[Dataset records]
□ □ □
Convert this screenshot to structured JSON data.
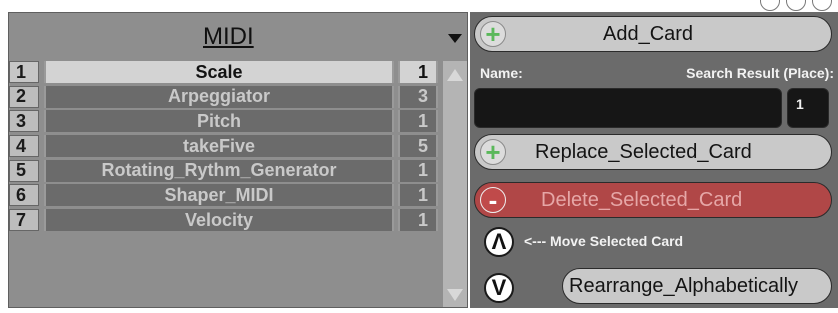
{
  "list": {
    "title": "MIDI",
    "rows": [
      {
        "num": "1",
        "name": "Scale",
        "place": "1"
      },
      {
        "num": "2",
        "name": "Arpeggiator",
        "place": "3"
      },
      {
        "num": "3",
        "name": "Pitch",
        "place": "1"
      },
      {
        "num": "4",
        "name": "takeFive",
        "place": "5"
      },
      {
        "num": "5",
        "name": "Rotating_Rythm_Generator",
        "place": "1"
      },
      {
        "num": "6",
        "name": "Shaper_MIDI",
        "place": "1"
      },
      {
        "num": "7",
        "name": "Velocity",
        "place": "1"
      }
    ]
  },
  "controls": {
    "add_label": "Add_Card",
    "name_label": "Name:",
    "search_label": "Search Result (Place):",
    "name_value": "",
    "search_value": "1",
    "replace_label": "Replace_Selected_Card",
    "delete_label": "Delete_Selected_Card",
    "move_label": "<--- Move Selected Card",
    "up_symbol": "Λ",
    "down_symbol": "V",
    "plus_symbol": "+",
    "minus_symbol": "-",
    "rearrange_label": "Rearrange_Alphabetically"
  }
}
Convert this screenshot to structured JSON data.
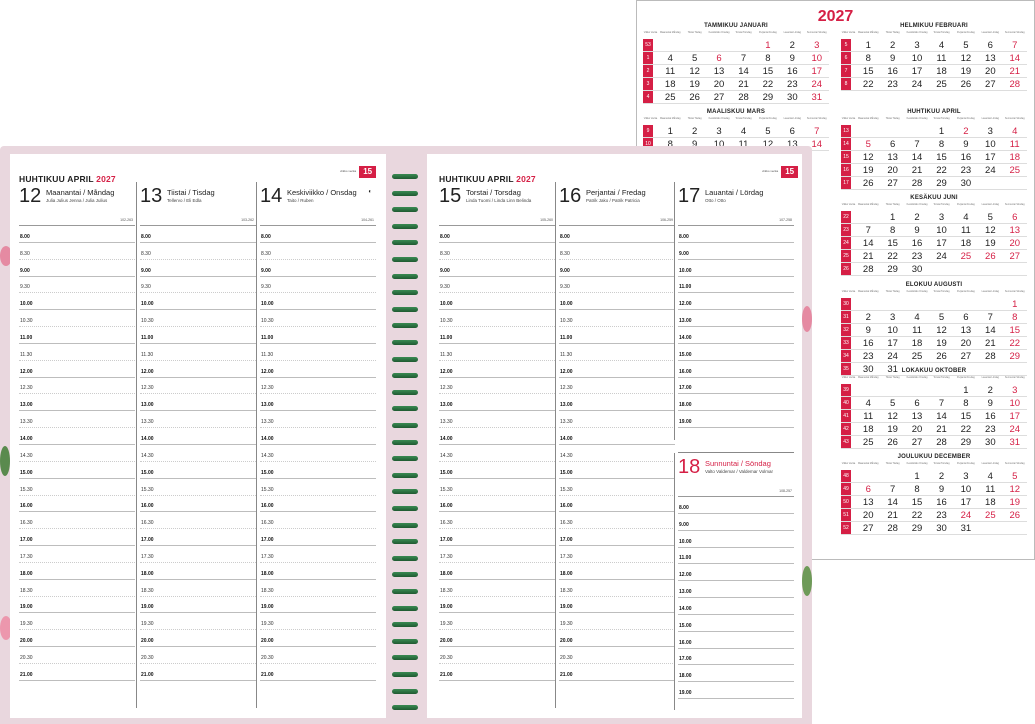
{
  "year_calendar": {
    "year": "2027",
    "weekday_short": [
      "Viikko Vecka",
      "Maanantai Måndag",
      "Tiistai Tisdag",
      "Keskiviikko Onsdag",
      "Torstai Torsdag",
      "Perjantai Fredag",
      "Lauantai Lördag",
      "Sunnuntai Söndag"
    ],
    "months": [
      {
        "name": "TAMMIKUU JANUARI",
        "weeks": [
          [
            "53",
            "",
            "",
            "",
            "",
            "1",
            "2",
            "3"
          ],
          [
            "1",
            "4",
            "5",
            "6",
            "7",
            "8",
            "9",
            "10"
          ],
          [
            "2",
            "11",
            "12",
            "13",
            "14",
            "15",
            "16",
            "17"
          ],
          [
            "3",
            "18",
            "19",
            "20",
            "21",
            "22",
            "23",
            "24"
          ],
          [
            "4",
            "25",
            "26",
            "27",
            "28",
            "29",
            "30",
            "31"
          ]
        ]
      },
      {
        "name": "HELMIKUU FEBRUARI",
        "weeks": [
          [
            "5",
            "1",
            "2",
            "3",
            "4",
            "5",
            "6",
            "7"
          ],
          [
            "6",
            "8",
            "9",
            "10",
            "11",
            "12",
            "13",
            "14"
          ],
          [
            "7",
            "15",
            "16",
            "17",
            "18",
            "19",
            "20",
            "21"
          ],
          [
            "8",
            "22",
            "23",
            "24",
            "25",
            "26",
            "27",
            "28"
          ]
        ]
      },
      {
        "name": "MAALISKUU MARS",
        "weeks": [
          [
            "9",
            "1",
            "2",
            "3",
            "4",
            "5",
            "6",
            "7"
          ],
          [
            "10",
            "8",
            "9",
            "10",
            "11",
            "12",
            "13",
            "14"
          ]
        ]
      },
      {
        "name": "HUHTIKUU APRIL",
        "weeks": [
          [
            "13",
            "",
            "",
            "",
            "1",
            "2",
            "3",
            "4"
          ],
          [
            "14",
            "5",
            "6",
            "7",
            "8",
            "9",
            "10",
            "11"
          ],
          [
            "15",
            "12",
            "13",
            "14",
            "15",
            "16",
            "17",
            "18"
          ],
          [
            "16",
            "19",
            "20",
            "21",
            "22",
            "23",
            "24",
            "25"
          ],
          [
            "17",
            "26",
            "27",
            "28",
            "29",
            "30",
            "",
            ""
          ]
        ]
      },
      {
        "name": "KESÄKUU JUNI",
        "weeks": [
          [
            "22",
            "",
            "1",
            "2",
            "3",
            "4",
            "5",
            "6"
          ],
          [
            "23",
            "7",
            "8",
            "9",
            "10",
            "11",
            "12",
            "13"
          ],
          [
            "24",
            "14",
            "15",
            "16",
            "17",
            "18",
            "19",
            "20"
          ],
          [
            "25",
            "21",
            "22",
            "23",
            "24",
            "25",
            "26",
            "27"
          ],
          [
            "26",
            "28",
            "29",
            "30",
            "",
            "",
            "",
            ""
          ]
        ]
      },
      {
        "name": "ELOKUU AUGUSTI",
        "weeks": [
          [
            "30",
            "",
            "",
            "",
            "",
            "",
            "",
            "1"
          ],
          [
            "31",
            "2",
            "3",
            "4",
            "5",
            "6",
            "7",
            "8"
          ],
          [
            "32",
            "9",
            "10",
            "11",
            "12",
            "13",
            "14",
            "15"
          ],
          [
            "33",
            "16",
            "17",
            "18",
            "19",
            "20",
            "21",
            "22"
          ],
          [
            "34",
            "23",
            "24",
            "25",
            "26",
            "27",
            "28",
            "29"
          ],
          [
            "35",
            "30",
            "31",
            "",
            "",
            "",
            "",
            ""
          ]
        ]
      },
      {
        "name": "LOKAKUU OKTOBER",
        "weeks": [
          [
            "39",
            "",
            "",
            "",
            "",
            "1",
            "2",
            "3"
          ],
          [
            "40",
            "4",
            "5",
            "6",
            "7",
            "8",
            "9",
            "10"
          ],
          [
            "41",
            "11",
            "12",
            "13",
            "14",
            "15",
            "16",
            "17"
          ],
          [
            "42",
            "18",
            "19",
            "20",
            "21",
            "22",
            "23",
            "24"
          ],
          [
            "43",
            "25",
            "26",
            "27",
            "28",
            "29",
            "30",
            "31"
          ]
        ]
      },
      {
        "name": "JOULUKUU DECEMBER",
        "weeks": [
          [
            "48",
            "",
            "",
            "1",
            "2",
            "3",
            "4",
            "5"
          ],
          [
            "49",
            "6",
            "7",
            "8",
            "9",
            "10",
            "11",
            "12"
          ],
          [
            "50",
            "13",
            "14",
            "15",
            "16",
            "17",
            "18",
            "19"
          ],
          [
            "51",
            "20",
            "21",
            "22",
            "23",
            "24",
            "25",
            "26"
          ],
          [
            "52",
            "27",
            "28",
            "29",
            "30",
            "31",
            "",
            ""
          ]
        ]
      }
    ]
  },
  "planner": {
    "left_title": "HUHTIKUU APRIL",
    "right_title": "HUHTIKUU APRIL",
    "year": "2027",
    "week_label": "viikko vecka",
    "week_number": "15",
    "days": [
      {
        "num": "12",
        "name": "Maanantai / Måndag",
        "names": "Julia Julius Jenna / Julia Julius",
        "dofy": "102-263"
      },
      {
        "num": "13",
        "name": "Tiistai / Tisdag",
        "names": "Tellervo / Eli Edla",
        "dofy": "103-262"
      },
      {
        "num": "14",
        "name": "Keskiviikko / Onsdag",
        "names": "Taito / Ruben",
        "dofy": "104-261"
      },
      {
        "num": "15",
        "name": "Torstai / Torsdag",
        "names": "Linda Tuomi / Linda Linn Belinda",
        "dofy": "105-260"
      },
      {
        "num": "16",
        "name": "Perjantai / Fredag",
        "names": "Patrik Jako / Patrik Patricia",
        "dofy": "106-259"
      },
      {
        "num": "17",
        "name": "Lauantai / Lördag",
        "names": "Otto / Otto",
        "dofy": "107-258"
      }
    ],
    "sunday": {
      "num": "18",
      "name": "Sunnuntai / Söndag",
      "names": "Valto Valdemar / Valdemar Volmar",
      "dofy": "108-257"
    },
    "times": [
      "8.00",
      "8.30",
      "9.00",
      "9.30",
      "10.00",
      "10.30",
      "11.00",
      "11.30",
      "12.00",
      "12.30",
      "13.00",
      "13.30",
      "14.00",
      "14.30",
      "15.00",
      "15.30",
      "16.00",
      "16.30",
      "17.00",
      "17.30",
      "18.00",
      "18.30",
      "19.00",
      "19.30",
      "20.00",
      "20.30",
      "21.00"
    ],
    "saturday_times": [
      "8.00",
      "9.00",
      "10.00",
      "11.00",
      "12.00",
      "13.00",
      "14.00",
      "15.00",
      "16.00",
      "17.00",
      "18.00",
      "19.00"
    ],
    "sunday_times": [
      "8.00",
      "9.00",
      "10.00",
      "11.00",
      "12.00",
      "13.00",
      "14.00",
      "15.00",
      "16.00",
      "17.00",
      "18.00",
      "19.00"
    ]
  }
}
□ □ □
> Set exercise: Scan the entries above. Copy each line that has the string "Fredag".

> Exercise answer:
      "Perjantai Fredag",
        "name": "Perjantai / Fredag",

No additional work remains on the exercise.